Material shown:
* * * * * * *

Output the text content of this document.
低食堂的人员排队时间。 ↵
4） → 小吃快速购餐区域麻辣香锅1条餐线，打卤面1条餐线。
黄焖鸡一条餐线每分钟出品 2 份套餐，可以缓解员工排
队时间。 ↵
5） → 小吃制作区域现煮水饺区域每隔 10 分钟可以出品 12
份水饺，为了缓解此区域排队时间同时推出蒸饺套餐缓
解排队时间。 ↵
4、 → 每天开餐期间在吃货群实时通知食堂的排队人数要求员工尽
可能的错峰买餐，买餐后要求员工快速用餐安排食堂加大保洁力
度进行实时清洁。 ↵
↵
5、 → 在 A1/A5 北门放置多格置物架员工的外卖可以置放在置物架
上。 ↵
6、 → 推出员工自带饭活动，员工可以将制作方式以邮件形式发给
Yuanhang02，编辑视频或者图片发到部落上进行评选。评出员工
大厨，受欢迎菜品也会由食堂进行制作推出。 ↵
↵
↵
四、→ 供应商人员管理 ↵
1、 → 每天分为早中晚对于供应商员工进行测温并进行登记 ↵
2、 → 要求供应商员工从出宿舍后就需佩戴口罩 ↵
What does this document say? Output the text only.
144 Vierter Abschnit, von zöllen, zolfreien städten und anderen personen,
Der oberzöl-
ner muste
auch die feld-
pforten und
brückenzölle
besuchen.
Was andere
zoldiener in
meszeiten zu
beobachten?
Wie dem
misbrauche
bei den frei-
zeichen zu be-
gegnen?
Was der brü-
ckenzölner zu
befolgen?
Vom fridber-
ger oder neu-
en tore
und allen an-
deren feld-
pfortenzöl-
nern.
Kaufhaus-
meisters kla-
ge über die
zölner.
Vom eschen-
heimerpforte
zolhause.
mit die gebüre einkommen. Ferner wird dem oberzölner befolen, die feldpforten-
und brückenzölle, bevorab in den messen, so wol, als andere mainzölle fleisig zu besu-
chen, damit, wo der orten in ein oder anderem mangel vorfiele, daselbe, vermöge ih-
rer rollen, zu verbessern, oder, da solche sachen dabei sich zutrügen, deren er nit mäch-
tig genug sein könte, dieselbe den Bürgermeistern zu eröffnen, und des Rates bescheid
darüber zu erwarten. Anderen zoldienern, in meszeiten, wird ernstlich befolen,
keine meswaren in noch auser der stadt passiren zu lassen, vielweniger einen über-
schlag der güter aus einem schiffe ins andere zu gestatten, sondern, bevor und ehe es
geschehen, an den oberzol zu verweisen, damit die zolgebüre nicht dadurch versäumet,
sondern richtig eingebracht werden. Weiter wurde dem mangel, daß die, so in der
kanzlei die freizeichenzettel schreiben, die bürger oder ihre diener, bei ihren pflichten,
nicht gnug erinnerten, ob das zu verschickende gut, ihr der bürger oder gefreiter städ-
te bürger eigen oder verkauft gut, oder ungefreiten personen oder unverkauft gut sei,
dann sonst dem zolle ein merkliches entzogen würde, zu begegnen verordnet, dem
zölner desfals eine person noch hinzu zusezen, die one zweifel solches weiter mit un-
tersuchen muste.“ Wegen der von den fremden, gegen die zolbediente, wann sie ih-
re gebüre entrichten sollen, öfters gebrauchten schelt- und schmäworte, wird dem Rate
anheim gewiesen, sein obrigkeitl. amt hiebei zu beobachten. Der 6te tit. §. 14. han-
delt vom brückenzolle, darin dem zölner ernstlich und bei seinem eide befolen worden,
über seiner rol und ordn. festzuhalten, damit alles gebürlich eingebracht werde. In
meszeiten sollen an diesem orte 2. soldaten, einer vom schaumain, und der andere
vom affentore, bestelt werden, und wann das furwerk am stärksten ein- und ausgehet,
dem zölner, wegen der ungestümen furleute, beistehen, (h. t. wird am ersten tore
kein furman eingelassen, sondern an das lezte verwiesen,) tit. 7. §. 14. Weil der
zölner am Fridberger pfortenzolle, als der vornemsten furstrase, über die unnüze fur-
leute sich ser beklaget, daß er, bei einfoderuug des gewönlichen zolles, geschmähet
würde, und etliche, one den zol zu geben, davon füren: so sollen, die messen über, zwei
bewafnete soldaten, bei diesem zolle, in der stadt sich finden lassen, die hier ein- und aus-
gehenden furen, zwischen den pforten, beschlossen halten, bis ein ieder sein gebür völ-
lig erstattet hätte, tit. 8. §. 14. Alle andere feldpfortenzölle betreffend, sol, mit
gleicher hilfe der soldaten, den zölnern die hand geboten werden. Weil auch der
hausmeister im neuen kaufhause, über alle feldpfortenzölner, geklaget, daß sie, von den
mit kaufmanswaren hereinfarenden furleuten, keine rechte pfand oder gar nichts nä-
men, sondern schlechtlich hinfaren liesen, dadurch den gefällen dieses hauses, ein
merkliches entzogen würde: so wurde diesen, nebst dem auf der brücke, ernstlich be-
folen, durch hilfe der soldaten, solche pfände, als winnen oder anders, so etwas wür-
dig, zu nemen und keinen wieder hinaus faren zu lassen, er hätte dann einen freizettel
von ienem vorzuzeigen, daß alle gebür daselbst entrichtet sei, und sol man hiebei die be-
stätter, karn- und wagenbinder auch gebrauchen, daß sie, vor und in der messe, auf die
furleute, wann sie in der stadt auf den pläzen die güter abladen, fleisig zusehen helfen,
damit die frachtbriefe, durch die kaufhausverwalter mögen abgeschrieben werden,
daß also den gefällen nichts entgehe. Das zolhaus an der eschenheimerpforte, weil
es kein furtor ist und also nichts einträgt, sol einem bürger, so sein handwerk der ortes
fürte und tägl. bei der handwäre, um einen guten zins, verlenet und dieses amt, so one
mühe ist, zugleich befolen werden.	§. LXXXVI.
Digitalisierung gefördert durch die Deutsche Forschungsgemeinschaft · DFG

* * * * * * *

Given task:
Say how many lines of the data hold the string "sich". Reply with the number alone.

Written reply:
3